__PROBLEM__
Identify each line containing the word "shall" and copy it.

+-------+

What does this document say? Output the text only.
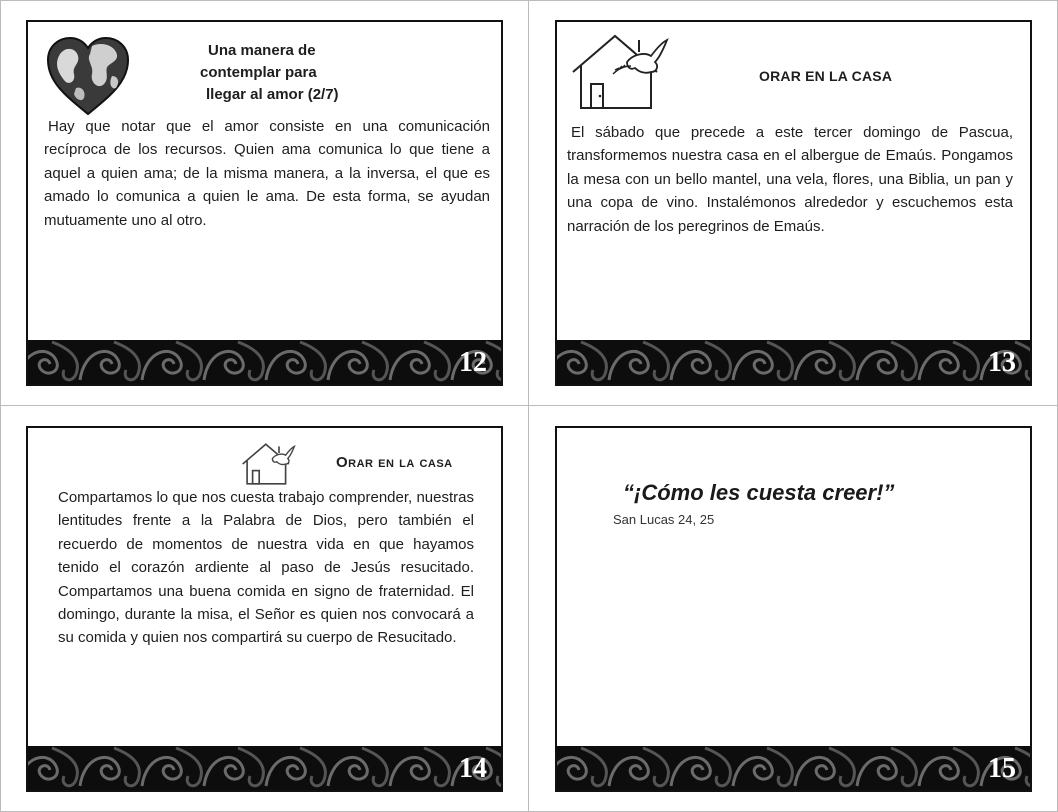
Una manera de
contemplar para
llegar al amor (2/7)
Hay que notar que el amor consiste en una comunicación recíproca de los recursos. Quien ama comunica lo que tiene a aquel a quien ama; de la misma manera, a la inversa, el que es amado lo comunica a quien le ama. De esta forma, se ayudan mutuamente uno al otro.
12
ORAR EN LA CASA
El sábado que precede a este tercer domingo de Pascua, transformemos nuestra casa en el albergue de Emaús. Pongamos la mesa con un bello mantel, una vela, flores, una Biblia, un pan y una copa de vino. Instalémonos alrededor y escuchemos esta narración de los peregrinos de Emaús.
13
Orar en la casa
Compartamos lo que nos cuesta trabajo comprender, nuestras lentitudes frente a la Palabra de Dios, pero también el recuerdo de momentos de nuestra vida en que hayamos tenido el corazón ardiente al paso de Jesús resucitado. Compartamos una buena comida en signo de fraternidad. El domingo, durante la misa, el Señor es quien nos convocará a su comida y quien nos compartirá su cuerpo de Resucitado.
14
“¡Cómo les cuesta creer!”
San Lucas 24, 25
15
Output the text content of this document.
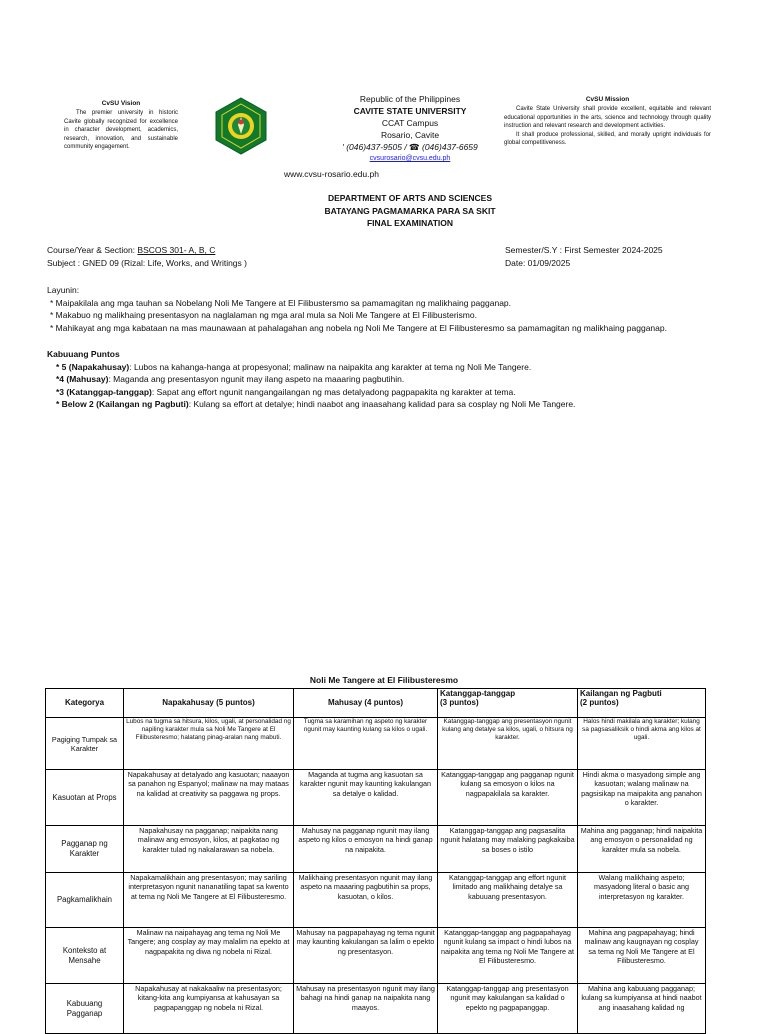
CvSU Vision
The premier university in historic Cavite globally recognized for excellence in character development, academics, research, innovation, and sustainable community engagement.
Republic of the Philippines
CAVITE STATE UNIVERSITY
CCAT Campus
Rosario, Cavite
' (046)437-9505 / ☎ (046)437-6659
cvsurosario@cvsu.edu.ph
www.cvsu-rosario.edu.ph
CvSU Mission
Cavite State University shall provide excellent, equitable and relevant educational opportunities in the arts, science and technology through quality instruction and relevant research and development activities.
It shall produce professional, skilled, and morally upright individuals for global competitiveness.
DEPARTMENT OF ARTS AND SCIENCES
BATAYANG PAGMAMARKA PARA SA SKIT
FINAL EXAMINATION
Course/Year & Section: BSCOS 301- A, B, C
Subject : GNED 09 (Rizal: Life, Works, and Writings )
Semester/S.Y : First Semester 2024-2025
Date: 01/09/2025

Layunin:

* Maipakilala ang mga tauhan sa Nobelang Noli Me Tangere at El Filibustersmo sa pamamagitan ng malikhaing pagganap.

* Makabuo ng malikhaing presentasyon na naglalaman ng mga aral mula sa Noli Me Tangere at El Filibusterismo.

* Mahikayat ang mga kabataan na mas maunawaan at pahalagahan ang nobela ng Noli Me Tangere at El Filibusteresmo sa pamamagitan ng malikhaing pagganap.

Kabuuang Puntos

* 5 (Napakahusay): Lubos na kahanga-hanga at propesyonal; malinaw na naipakita ang karakter at tema ng Noli Me Tangere.

*4 (Mahusay): Maganda ang presentasyon ngunit may ilang aspeto na maaaring pagbutihin.

*3 (Katanggap-tanggap): Sapat ang effort ngunit nangangailangan ng mas detalyadong pagpapakita ng karakter at tema.

* Below 2 (Kailangan ng Pagbuti): Kulang sa effort at detalye; hindi naabot ang inaasahang kalidad para sa cosplay ng Noli Me Tangere.

Noli Me Tangere at El Filibusteresmo
Kategorya	Napakahusay (5 puntos)	Mahusay (4 puntos)	Katanggap-tanggap
(3 puntos)	Kailangan ng Pagbuti
(2 puntos)
Pagiging Tumpak sa Karakter	Lubos na tugma sa hitsura, kilos, ugali, at personalidad ng napiling karakter mula sa Noli Me Tangere at El Filibusteresmo; halatang pinag-aralan nang mabuti.	Tugma sa karamihan ng aspeto ng karakter ngunit may kaunting kulang sa kilos o ugali.	Katanggap-tanggap ang presentasyon ngunit kulang ang detalye sa kilos, ugali, o hitsura ng karakter.	Halos hindi makilala ang karakter; kulang sa pagsasaliksik o hindi akma ang kilos at ugali.
Kasuotan at Props	Napakahusay at detalyado ang kasuotan; naaayon sa panahon ng Espanyol; malinaw na may mataas na kalidad at creativity sa paggawa ng props.	Maganda at tugma ang kasuotan sa karakter ngunit may kaunting kakulangan sa detalye o kalidad.	Katanggap-tanggap ang pagganap ngunit kulang sa emosyon o kilos na nagpapakilala sa karakter.	Hindi akma o masyadong simple ang kasuotan; walang malinaw na pagsisikap na maipakita ang panahon o karakter.
Pagganap ng Karakter	Napakahusay na pagganap; naipakita nang malinaw ang emosyon, kilos, at pagkatao ng karakter tulad ng nakalarawan sa nobela.	Mahusay na pagganap ngunit may ilang aspeto ng kilos o emosyon na hindi ganap na naipakita.	Katanggap-tanggap ang pagsasalita ngunit halatang may malaking pagkakaiba sa boses o istilo	Mahina ang pagganap; hindi naipakita ang emosyon o personalidad ng karakter mula sa nobela.
Pagkamalikhain	Napakamalikhain ang presentasyon; may sariling interpretasyon ngunit nananatiling tapat sa kwento at tema ng Noli Me Tangere at El Filibusteresmo.	Malikhaing presentasyon ngunit may ilang aspeto na maaaring pagbutihin sa props, kasuotan, o kilos.	Katanggap-tanggap ang effort ngunit limitado ang malikhaing detalye sa kabuuang presentasyon.	Walang malikhaing aspeto; masyadong literal o basic ang interpretasyon ng karakter.
Konteksto at Mensahe	Malinaw na naipahayag ang tema ng Noli Me Tangere; ang cosplay ay may malalim na epekto at nagpapakita ng diwa ng nobela ni Rizal.	Mahusay na pagpapahayag ng tema ngunit may kaunting kakulangan sa lalim o epekto ng presentasyon.	Katanggap-tanggap ang pagpapahayag ngunit kulang sa impact o hindi lubos na naipakita ang tema ng Noli Me Tangere at El Filibusteresmo.	Mahina ang pagpapahayag; hindi malinaw ang kaugnayan ng cosplay sa tema ng Noli Me Tangere at El Filibusteresmo.
Kabuuang Pagganap	Napakahusay at nakakaaliw na presentasyon; kitang-kita ang kumpiyansa at kahusayan sa pagpapanggap ng nobela ni Rizal.	Mahusay na presentasyon ngunit may ilang bahagi na hindi ganap na naipakita nang maayos.	Katanggap-tanggap ang presentasyon ngunit may kakulangan sa kalidad o epekto ng pagpapanggap.	Mahina ang kabuuang pagganap; kulang sa kumpiyansa at hindi naabot ang inaasahang kalidad ng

+-------+

__COMPLETED EXERCISE__
Cavite State University shall provide excellent, equitable and relevant educational opportunities in the arts, science and technology through quality instruction and relevant research and development activities.
It shall produce professional, skilled, and morally upright individuals for global competitiveness.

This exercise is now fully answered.